▸ **Job**
Below are entries. Pull out all lines containing "houfe".

========

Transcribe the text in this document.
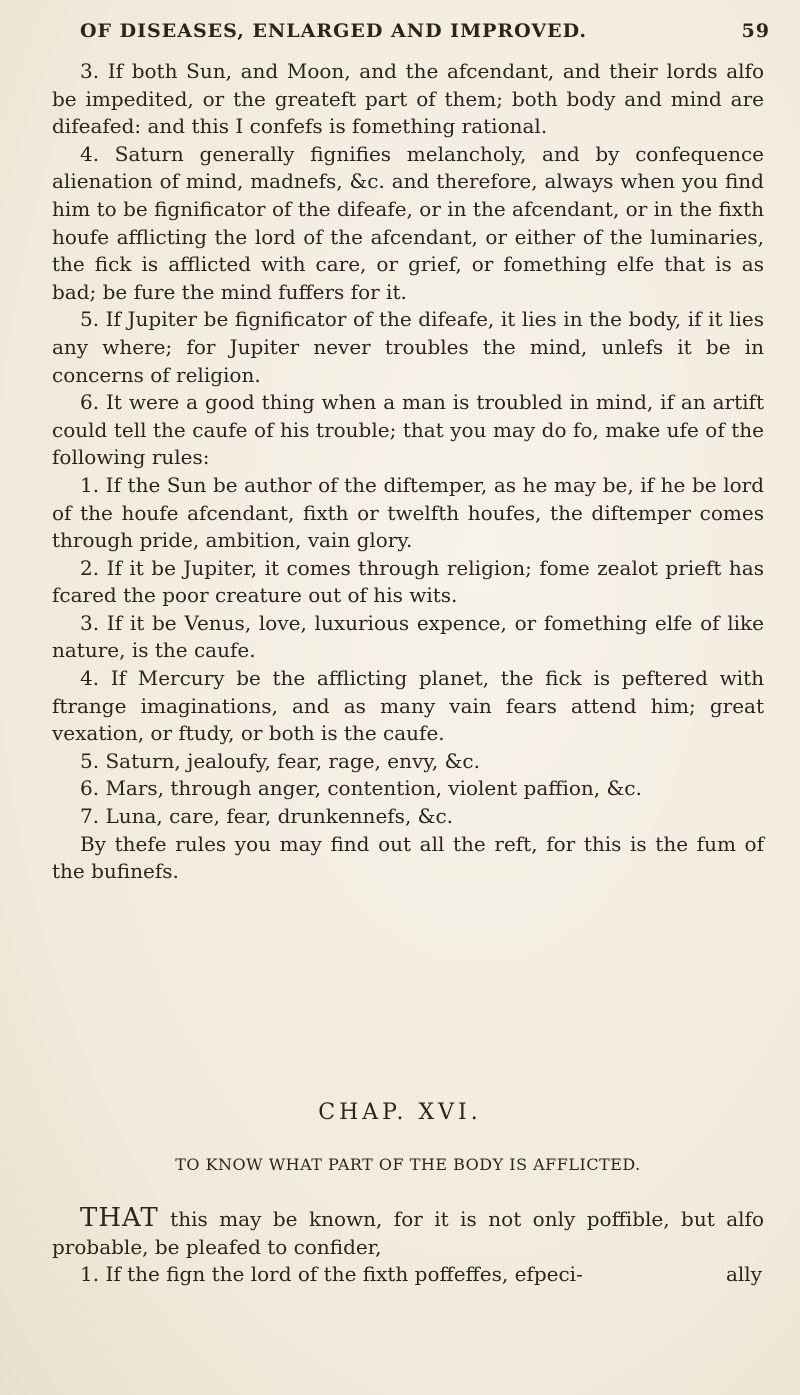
OF DISEASES, ENLARGED AND IMPROVED.	59

3. If both Sun, and Moon, and the afcendant, and their lords alfo be impedited, or the greateft part of them; both body and mind are difeafed: and this I confefs is fomething rational.

4. Saturn generally fignifies melancholy, and by confequence alienation of mind, madnefs, &c. and therefore, always when you find him to be fignificator of the difeafe, or in the afcendant, or in the fixth houfe afflicting the lord of the afcendant, or either of the luminaries, the fick is afflicted with care, or grief, or fomething elfe that is as bad; be fure the mind fuffers for it.

5. If Jupiter be fignificator of the difeafe, it lies in the body, if it lies any where; for Jupiter never troubles the mind, unlefs it be in concerns of religion.

6. It were a good thing when a man is troubled in mind, if an artift could tell the caufe of his trouble; that you may do fo, make ufe of the following rules:

1. If the Sun be author of the diftemper, as he may be, if he be lord of the houfe afcendant, fixth or twelfth houfes, the diftemper comes through pride, ambition, vain glory.

2. If it be Jupiter, it comes through religion; fome zealot prieft has fcared the poor creature out of his wits.

3. If it be Venus, love, luxurious expence, or fomething elfe of like nature, is the caufe.

4. If Mercury be the afflicting planet, the fick is peftered with ftrange imaginations, and as many vain fears attend him; great vexation, or ftudy, or both is the caufe.

5. Saturn, jealoufy, fear, rage, envy, &c.

6. Mars, through anger, contention, violent paffion, &c.

7. Luna, care, fear, drunkennefs, &c.

By thefe rules you may find out all the reft, for this is the fum of the bufinefs.

CHAP. XVI.
TO KNOW WHAT PART OF THE BODY IS AFFLICTED.

THAT this may be known, for it is not only poffible, but alfo probable, be pleafed to confider,

1. If the fign the lord of the fixth poffeffes, efpeci-	ally
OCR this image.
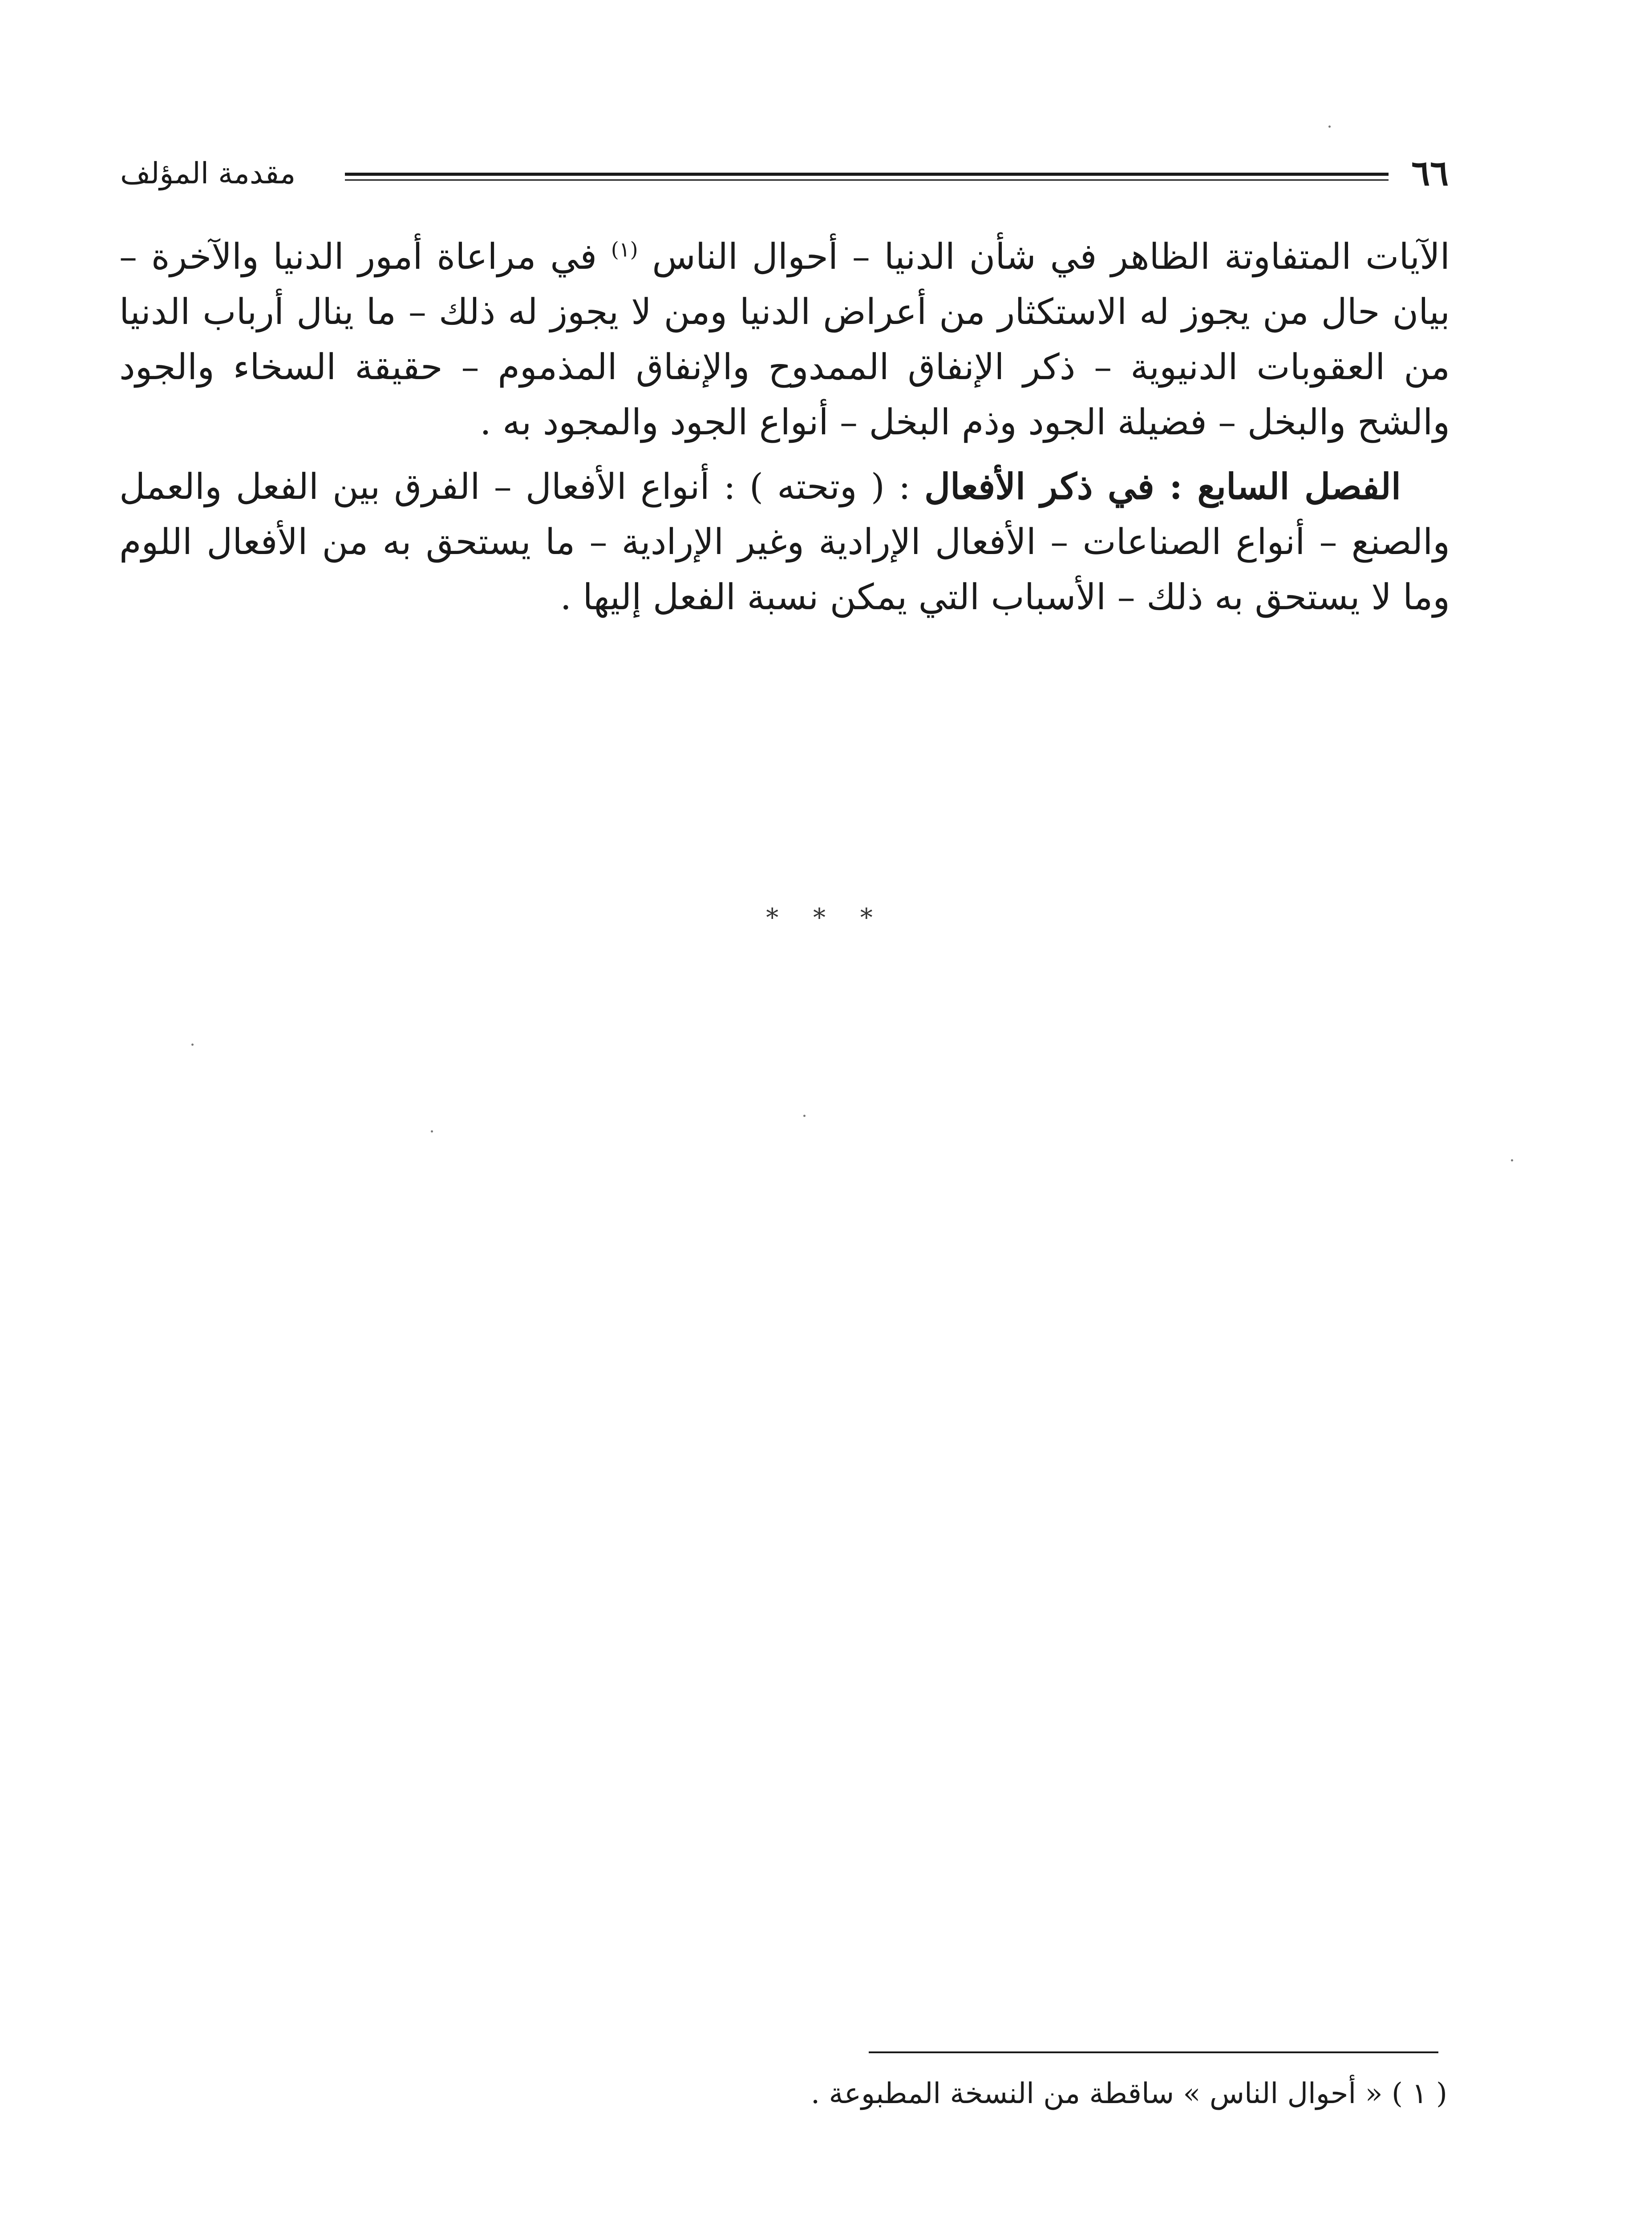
٦٦
مقدمة المؤلف

الآيات المتفاوتة الظاهر في شأن الدنيا – أحوال الناس $^{(١)}$ في مراعاة أمور الدنيا والآخرة – بيان حال من يجوز له الاستكثار من أعراض الدنيا ومن لا يجوز له ذلك – ما ينال أرباب الدنيا من العقوبات الدنيوية – ذكر الإنفاق الممدوح والإنفاق المذموم – حقيقة السخاء والجود والشح والبخل – فضيلة الجود وذم البخل – أنواع الجود والمجود به .

الفصل السابع : في ذكر الأفعال : ( وتحته ) : أنواع الأفعال – الفرق بين الفعل والعمل والصنع – أنواع الصناعات – الأفعال الإرادية وغير الإرادية – ما يستحق به من الأفعال اللوم وما لا يستحق به ذلك – الأسباب التي يمكن نسبة الفعل إليها .

* * *
( ١ ) « أحوال الناس » ساقطة من النسخة المطبوعة .
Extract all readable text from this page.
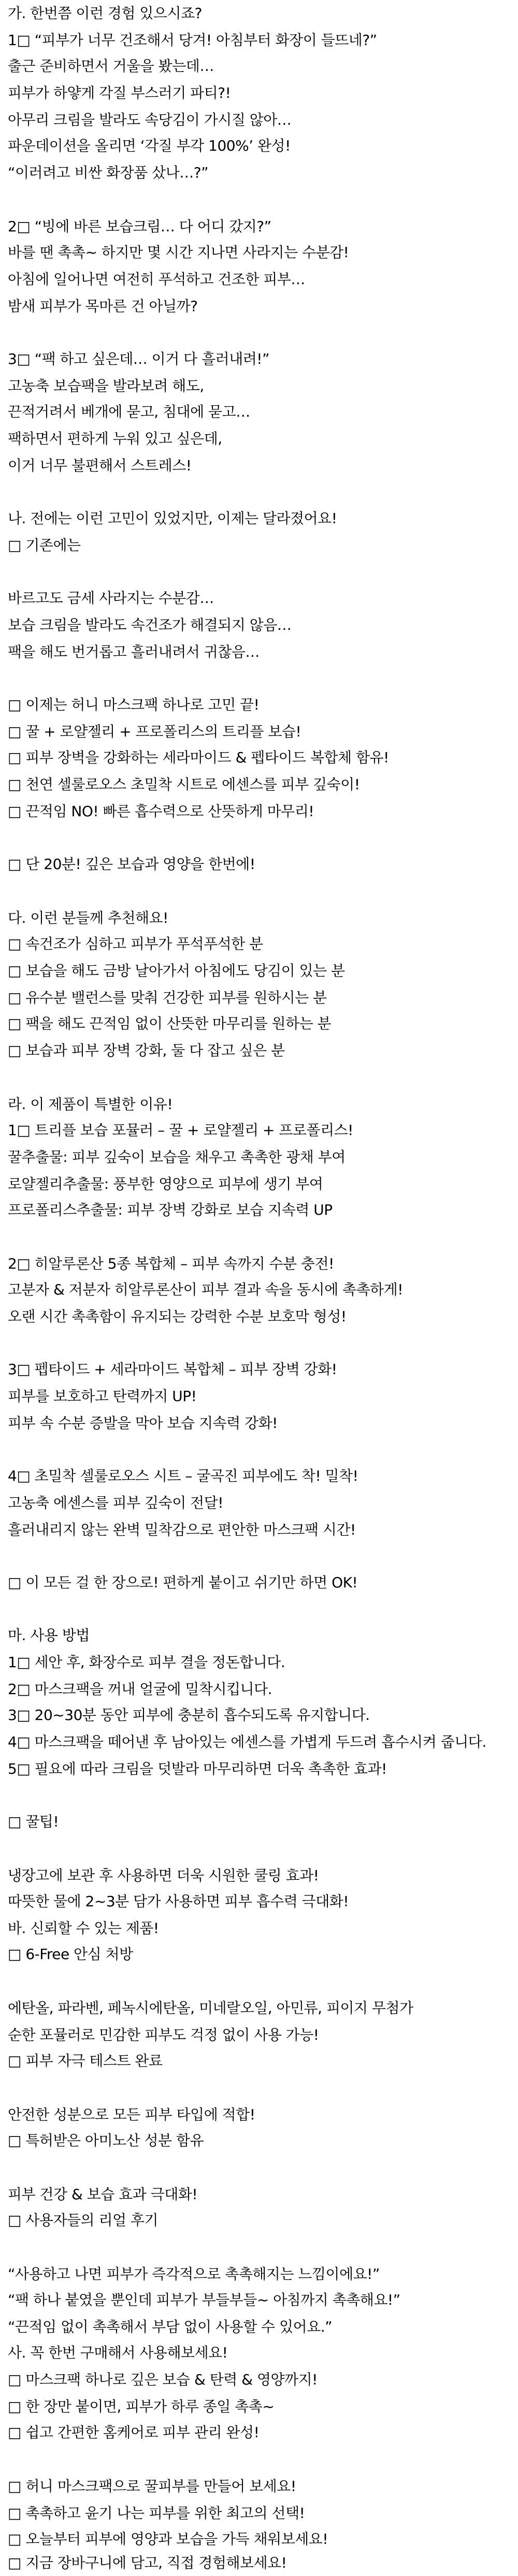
가. 한번쯤 이런 경험 있으시죠?

1□ “피부가 너무 건조해서 당겨! 아침부터 화장이 들뜨네?”

출근 준비하면서 거울을 봤는데…

피부가 하얗게 각질 부스러기 파티?!

아무리 크림을 발라도 속당김이 가시질 않아…

파운데이션을 올리면 ‘각질 부각 100%’ 완성!

“이러려고 비싼 화장품 샀나…?”

2□ “빙에 바른 보습크림… 다 어디 갔지?”

바를 땐 촉촉~ 하지만 몇 시간 지나면 사라지는 수분감!

아침에 일어나면 여전히 푸석하고 건조한 피부…

밤새 피부가 목마른 건 아닐까?

3□ “팩 하고 싶은데… 이거 다 흘러내려!”

고농축 보습팩을 발라보려 해도,

끈적거려서 베개에 묻고, 침대에 묻고…

팩하면서 편하게 누워 있고 싶은데,

이거 너무 불편해서 스트레스!

나. 전에는 이런 고민이 있었지만, 이제는 달라졌어요!

□ 기존에는

바르고도 금세 사라지는 수분감…

보습 크림을 발라도 속건조가 해결되지 않음…

팩을 해도 번거롭고 흘러내려서 귀찮음…

□ 이제는 허니 마스크팩 하나로 고민 끝!

□ 꿀 + 로얄젤리 + 프로폴리스의 트리플 보습!

□ 피부 장벽을 강화하는 세라마이드 & 펩타이드 복합체 함유!

□ 천연 셀룰로오스 초밀착 시트로 에센스를 피부 깊숙이!

□ 끈적임 NO! 빠른 흡수력으로 산뜻하게 마무리!

□ 단 20분! 깊은 보습과 영양을 한번에!

다. 이런 분들께 추천해요!

□ 속건조가 심하고 피부가 푸석푸석한 분

□ 보습을 해도 금방 날아가서 아침에도 당김이 있는 분

□ 유수분 밸런스를 맞춰 건강한 피부를 원하시는 분

□ 팩을 해도 끈적임 없이 산뜻한 마무리를 원하는 분

□ 보습과 피부 장벽 강화, 둘 다 잡고 싶은 분

라. 이 제품이 특별한 이유!

1□ 트리플 보습 포뮬러 – 꿀 + 로얄젤리 + 프로폴리스!

꿀추출물: 피부 깊숙이 보습을 채우고 촉촉한 광채 부여

로얄젤리추출물: 풍부한 영양으로 피부에 생기 부여

프로폴리스추출물: 피부 장벽 강화로 보습 지속력 UP

2□ 히알루론산 5종 복합체 – 피부 속까지 수분 충전!

고분자 & 저분자 히알루론산이 피부 결과 속을 동시에 촉촉하게!

오랜 시간 촉촉함이 유지되는 강력한 수분 보호막 형성!

3□ 펩타이드 + 세라마이드 복합체 – 피부 장벽 강화!

피부를 보호하고 탄력까지 UP!

피부 속 수분 증발을 막아 보습 지속력 강화!

4□ 초밀착 셀룰로오스 시트 – 굴곡진 피부에도 착! 밀착!

고농축 에센스를 피부 깊숙이 전달!

흘러내리지 않는 완벽 밀착감으로 편안한 마스크팩 시간!

□ 이 모든 걸 한 장으로! 편하게 붙이고 쉬기만 하면 OK!

마. 사용 방법

1□ 세안 후, 화장수로 피부 결을 정돈합니다.

2□ 마스크팩을 꺼내 얼굴에 밀착시킵니다.

3□ 20~30분 동안 피부에 충분히 흡수되도록 유지합니다.

4□ 마스크팩을 떼어낸 후 남아있는 에센스를 가볍게 두드려 흡수시켜 줍니다.

5□ 필요에 따라 크림을 덧발라 마무리하면 더욱 촉촉한 효과!

□ 꿀팁!

냉장고에 보관 후 사용하면 더욱 시원한 쿨링 효과!

따뜻한 물에 2~3분 담가 사용하면 피부 흡수력 극대화!

바. 신뢰할 수 있는 제품!

□ 6-Free 안심 처방

에탄올, 파라벤, 페녹시에탄올, 미네랄오일, 아민류, 피이지 무첨가

순한 포뮬러로 민감한 피부도 걱정 없이 사용 가능!

□ 피부 자극 테스트 완료

안전한 성분으로 모든 피부 타입에 적합!

□ 특허받은 아미노산 성분 함유

피부 건강 & 보습 효과 극대화!

□ 사용자들의 리얼 후기

“사용하고 나면 피부가 즉각적으로 촉촉해지는 느낌이에요!”

“팩 하나 붙였을 뿐인데 피부가 부들부들~ 아침까지 촉촉해요!”

“끈적임 없이 촉촉해서 부담 없이 사용할 수 있어요.”

사. 꼭 한번 구매해서 사용해보세요!

□ 마스크팩 하나로 깊은 보습 & 탄력 & 영양까지!

□ 한 장만 붙이면, 피부가 하루 종일 촉촉~

□ 쉽고 간편한 홈케어로 피부 관리 완성!

□ 허니 마스크팩으로 꿀피부를 만들어 보세요!

□ 촉촉하고 윤기 나는 피부를 위한 최고의 선택!

□ 오늘부터 피부에 영양과 보습을 가득 채워보세요!

□ 지금 장바구니에 담고, 직접 경험해보세요!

========

▸ **Output below**
4. Saturn generally fignifies melancholy, and by confequence alienation of mind, madnefs, &c. and therefore, always when you find him to be fignificator of the difeafe, or in the afcendant, or in the fixth houfe afflicting the lord of the afcendant, or either of the luminaries, the fick is afflicted with care, or grief, or fomething elfe that is as bad; be fure the mind fuffers for it.
1. If the Sun be author of the diftemper, as he may be, if he be lord of the houfe afcendant, fixth or twelfth houfes, the diftemper comes through pride, ambition, vain glory.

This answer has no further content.